Given exercise | Return all lines from the listing below in which the string "форме" occurs.

[Collection entries]
▬▬▬▬▬▬

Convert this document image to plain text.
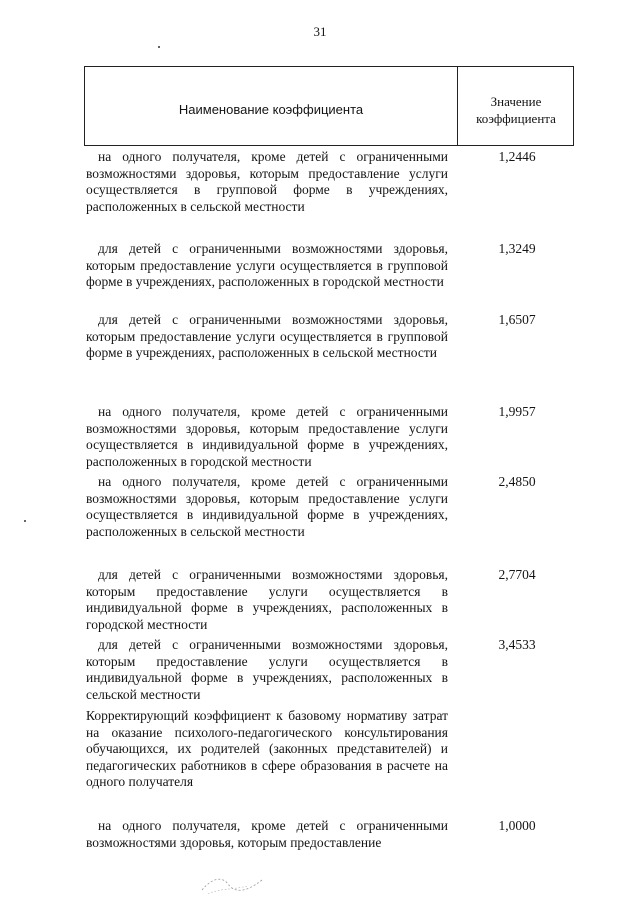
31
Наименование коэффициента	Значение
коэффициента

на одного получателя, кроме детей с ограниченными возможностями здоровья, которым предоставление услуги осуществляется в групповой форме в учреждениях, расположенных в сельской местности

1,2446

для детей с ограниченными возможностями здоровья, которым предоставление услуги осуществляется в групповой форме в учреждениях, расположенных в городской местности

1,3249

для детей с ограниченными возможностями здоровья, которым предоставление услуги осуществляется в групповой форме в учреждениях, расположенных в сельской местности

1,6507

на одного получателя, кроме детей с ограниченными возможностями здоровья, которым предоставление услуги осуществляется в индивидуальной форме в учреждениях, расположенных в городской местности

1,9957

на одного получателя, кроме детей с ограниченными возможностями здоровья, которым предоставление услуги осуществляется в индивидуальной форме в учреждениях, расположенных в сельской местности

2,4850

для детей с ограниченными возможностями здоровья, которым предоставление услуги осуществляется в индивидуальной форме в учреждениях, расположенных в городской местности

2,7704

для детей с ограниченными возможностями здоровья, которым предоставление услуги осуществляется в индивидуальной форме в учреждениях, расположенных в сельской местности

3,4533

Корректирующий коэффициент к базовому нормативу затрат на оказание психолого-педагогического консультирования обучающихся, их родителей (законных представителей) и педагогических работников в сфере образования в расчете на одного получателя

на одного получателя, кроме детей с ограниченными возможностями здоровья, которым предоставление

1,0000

▬▬▬▬▬▬

Full solution |
на одного получателя, кроме детей с ограниченными возможностями здоровья, которым предоставление услуги осуществляется в групповой форме в учреждениях, расположенных в сельской местности
для детей с ограниченными возможностями здоровья, которым предоставление услуги осуществляется в групповой форме в учреждениях, расположенных в городской местности
для детей с ограниченными возможностями здоровья, которым предоставление услуги осуществляется в групповой форме в учреждениях, расположенных в сельской местности
на одного получателя, кроме детей с ограниченными возможностями здоровья, которым предоставление услуги осуществляется в индивидуальной форме в учреждениях, расположенных в городской местности
на одного получателя, кроме детей с ограниченными возможностями здоровья, которым предоставление услуги осуществляется в индивидуальной форме в учреждениях, расположенных в сельской местности
для детей с ограниченными возможностями здоровья, которым предоставление услуги осуществляется в индивидуальной форме в учреждениях, расположенных в городской местности
для детей с ограниченными возможностями здоровья, которым предоставление услуги осуществляется в индивидуальной форме в учреждениях, расположенных в сельской местности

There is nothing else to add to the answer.